- _PROBLEM STATEMENT_
Retype all the entries word for word, but omit the pictures.

- _Saved data entries_

==================================================

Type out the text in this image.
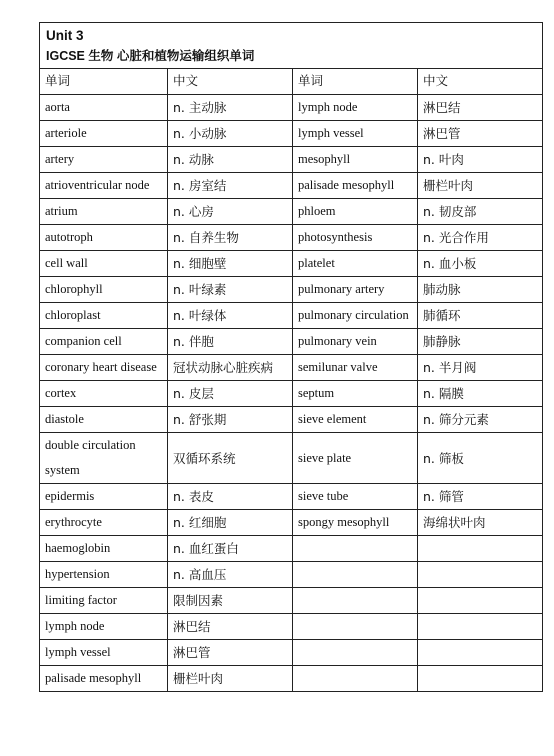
Unit 3
IGCSE 生物 心脏和植物运输组织单词			

单词	中文	单词	中文
aorta	n. 主动脉	lymph node	淋巴结
arteriole	n. 小动脉	lymph vessel	淋巴管
artery	n. 动脉	mesophyll	n. 叶肉
atrioventricular node	n. 房室结	palisade mesophyll	栅栏叶肉
atrium	n. 心房	phloem	n. 韧皮部
autotroph	n. 自养生物	photosynthesis	n. 光合作用
cell wall	n. 细胞壁	platelet	n. 血小板
chlorophyll	n. 叶绿素	pulmonary artery	肺动脉
chloroplast	n. 叶绿体	pulmonary circulation	肺循环
companion cell	n. 伴胞	pulmonary vein	肺静脉
coronary heart disease	冠状动脉心脏疾病	semilunar valve	n. 半月阀
cortex	n. 皮层	septum	n. 隔膜
diastole	n. 舒张期	sieve element	n. 筛分元素
double circulation system	双循环系统	sieve plate	n. 筛板
epidermis	n. 表皮	sieve tube	n. 筛管
erythrocyte	n. 红细胞	spongy mesophyll	海绵状叶肉
haemoglobin	n. 血红蛋白		
hypertension	n. 高血压		
limiting factor	限制因素		
lymph node	淋巴结		
lymph vessel	淋巴管		
palisade mesophyll	栅栏叶肉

==================================================

- _OUTPUT_
Type out the text in this image.
Unit 3
IGCSE 生物 心脏和植物运输组织单词			

单词	中文	单词	中文
aorta	n. 主动脉	lymph node	淋巴结
arteriole	n. 小动脉	lymph vessel	淋巴管
artery	n. 动脉	mesophyll	n. 叶肉
atrioventricular node	n. 房室结	palisade mesophyll	栅栏叶肉
atrium	n. 心房	phloem	n. 韧皮部
autotroph	n. 自养生物	photosynthesis	n. 光合作用
cell wall	n. 细胞壁	platelet	n. 血小板
chlorophyll	n. 叶绿素	pulmonary artery	肺动脉
chloroplast	n. 叶绿体	pulmonary circulation	肺循环
companion cell	n. 伴胞	pulmonary vein	肺静脉
coronary heart disease	冠状动脉心脏疾病	semilunar valve	n. 半月阀
cortex	n. 皮层	septum	n. 隔膜
diastole	n. 舒张期	sieve element	n. 筛分元素
double circulation system	双循环系统	sieve plate	n. 筛板
epidermis	n. 表皮	sieve tube	n. 筛管
erythrocyte	n. 红细胞	spongy mesophyll	海绵状叶肉
haemoglobin	n. 血红蛋白		
hypertension	n. 高血压		
limiting factor	限制因素		
lymph node	淋巴结		
lymph vessel	淋巴管		
palisade mesophyll	栅栏叶肉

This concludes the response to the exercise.